Brief 1
Write out the listing word for word, everything from its first line down to the line containing "user-icon [1200, 248, 1228, 281]", with both of those lines included.

When they [Muslims] had despoiled all the country near to Damascus, they advanced to Jerusalem, took it by storm, and put all the Christians to the sword. The women and girls, having suffered every insult from a brutal disorderly soldiery, were loaded with chains. They destroyed the church of the Holy Sepulchre; and when they found nothing among the living, to glut their rage, they opened the tombs of the Christians, took out the bodies, and burnt them.
Why are Catholics hated for defending Christendom? For the same reasons Christians of all kinds, Protestant or Catholic, are hated in our increasingly secularized world: "I have given them thy word; and the world hath hated them, because they are not of the world, even as I am not of the world." (John 17:14) Christianity and its virtues have been under attack since the time of Christ, and even more so since the so-called "Enlightenment." After centuries of attacks on the Catholic Church in "Reformation" circles and the later, consequent rise of secular humanism, moral and cultural relativism, and Marxist political correctness, the Crusades came to be seen and taught as an example of "Western Imperialism" or "Colonialism." Because members of the Church were doing the fighting, Christianity itself (and Catholicism in particular) was slandered as a cause of war. Note how the same people who scream about the Crusades tend to be those who scream about "religion" in general as being at the root of wars, ignoring the fact that atheistic communism and pagan Nazism killed hundreds of millions in the 20th century alone.

Stored rows
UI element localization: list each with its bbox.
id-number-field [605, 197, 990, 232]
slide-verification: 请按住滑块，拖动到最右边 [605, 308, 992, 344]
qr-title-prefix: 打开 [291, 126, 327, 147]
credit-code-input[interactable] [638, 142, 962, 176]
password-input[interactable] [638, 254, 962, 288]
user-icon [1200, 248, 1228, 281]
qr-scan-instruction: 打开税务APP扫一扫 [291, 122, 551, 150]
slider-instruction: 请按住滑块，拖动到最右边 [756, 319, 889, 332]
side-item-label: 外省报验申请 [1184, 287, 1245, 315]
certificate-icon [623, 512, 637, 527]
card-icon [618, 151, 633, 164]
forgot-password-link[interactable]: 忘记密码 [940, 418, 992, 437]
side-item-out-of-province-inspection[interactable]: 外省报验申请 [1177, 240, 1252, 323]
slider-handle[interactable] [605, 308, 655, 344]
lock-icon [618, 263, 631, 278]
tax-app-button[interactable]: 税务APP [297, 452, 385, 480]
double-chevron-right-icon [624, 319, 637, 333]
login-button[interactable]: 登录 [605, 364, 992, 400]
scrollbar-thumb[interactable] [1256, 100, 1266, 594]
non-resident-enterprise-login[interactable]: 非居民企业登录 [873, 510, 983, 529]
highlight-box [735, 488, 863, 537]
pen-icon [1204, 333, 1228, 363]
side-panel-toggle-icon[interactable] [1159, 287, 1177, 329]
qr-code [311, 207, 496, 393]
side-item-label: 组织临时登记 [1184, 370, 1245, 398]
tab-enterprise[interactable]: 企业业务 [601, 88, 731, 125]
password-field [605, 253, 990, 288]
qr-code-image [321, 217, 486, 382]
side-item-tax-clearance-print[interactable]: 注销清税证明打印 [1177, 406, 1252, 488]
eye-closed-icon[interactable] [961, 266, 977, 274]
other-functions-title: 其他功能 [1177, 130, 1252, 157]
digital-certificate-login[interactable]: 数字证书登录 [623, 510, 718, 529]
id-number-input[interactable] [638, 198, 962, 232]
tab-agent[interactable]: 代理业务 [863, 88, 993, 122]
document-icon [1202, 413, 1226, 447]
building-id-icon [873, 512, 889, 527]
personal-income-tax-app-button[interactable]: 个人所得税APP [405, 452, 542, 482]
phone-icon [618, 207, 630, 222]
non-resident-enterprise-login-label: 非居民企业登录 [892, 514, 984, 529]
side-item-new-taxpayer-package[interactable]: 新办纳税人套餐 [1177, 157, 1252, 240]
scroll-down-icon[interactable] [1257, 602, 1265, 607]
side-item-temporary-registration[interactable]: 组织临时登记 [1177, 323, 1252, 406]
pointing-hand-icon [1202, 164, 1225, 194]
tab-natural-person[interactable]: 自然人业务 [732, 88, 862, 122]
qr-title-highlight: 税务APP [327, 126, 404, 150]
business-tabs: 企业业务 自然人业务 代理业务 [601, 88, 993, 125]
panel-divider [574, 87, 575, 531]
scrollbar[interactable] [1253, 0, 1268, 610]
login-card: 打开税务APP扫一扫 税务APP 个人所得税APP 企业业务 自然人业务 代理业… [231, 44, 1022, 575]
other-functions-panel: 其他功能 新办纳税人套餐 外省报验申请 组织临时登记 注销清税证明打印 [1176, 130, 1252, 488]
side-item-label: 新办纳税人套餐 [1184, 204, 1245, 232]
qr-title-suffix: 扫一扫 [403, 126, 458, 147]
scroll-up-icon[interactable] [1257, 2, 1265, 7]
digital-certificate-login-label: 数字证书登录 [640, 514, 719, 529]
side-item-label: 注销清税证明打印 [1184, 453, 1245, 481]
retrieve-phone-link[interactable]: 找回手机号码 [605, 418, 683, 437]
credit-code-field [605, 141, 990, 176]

Brief 2
In the passage on the Crusades, what did the attackers do with the bodies they took out of the Christians' tombs?

Task result 1
UI element localization: list each with its bbox.
id-number-field [605, 197, 990, 232]
slide-verification: 请按住滑块，拖动到最右边 [605, 308, 992, 344]
qr-title-prefix: 打开 [291, 126, 327, 147]
credit-code-input[interactable] [638, 142, 962, 176]
password-input[interactable] [638, 254, 962, 288]
user-icon [1200, 248, 1228, 281]

Task result 2
They burnt them.